INSTRUCTIONS TO FOLLOW -
List each line of the data that holds the word "融合了最新一代人工智能与情感分析等技术".

─── EXTRACTED ENTRIES ───

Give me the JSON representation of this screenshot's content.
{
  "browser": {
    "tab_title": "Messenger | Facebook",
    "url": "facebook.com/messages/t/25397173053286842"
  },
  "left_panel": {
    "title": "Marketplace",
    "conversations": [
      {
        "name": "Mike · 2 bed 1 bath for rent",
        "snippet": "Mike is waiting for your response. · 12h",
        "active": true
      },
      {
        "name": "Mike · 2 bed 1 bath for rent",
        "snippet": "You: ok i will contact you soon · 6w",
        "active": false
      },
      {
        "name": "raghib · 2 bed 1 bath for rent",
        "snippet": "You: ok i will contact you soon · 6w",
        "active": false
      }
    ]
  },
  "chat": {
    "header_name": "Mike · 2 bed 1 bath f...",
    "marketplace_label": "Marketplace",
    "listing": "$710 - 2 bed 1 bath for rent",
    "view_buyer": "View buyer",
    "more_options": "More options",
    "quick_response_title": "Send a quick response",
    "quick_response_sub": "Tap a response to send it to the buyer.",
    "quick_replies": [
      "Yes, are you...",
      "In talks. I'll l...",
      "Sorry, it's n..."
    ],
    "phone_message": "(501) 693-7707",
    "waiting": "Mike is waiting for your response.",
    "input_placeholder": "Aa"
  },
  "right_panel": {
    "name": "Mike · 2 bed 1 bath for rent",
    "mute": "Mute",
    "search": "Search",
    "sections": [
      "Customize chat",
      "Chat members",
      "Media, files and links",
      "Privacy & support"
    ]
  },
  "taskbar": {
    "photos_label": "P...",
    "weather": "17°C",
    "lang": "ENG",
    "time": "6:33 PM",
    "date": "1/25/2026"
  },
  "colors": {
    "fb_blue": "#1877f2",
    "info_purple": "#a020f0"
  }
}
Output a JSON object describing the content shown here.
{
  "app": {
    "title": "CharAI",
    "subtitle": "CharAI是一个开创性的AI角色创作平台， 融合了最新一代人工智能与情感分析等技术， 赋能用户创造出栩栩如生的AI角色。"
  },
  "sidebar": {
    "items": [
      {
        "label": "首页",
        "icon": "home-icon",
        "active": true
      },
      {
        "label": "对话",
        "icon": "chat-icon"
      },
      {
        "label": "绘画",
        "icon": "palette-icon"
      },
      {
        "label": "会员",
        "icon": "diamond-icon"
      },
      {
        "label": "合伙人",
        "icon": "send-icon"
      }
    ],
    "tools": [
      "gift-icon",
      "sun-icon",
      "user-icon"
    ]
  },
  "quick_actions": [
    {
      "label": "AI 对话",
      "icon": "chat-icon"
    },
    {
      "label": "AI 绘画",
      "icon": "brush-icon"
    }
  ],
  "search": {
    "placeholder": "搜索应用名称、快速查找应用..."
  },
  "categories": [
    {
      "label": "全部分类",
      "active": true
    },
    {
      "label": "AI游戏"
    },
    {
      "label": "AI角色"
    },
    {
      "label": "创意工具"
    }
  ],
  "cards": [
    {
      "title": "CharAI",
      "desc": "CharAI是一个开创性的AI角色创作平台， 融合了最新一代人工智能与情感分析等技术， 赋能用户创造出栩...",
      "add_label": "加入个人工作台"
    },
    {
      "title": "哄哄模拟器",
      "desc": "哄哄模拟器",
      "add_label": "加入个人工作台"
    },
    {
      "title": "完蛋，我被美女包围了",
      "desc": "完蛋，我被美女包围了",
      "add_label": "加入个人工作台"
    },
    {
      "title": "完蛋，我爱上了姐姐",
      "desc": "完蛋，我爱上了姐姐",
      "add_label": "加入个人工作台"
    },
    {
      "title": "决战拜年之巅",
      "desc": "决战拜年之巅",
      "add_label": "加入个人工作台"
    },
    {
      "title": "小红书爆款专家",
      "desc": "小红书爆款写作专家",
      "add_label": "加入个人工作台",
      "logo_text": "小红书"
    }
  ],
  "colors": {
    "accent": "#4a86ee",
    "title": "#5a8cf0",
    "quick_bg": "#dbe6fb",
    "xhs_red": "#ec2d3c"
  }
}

───

RESULT OF THE TASK -
    "subtitle": "CharAI是一个开创性的AI角色创作平台， 融合了最新一代人工智能与情感分析等技术， 赋能用户创造出栩栩如生的AI角色。"
      "desc": "CharAI是一个开创性的AI角色创作平台， 融合了最新一代人工智能与情感分析等技术， 赋能用户创造出栩...",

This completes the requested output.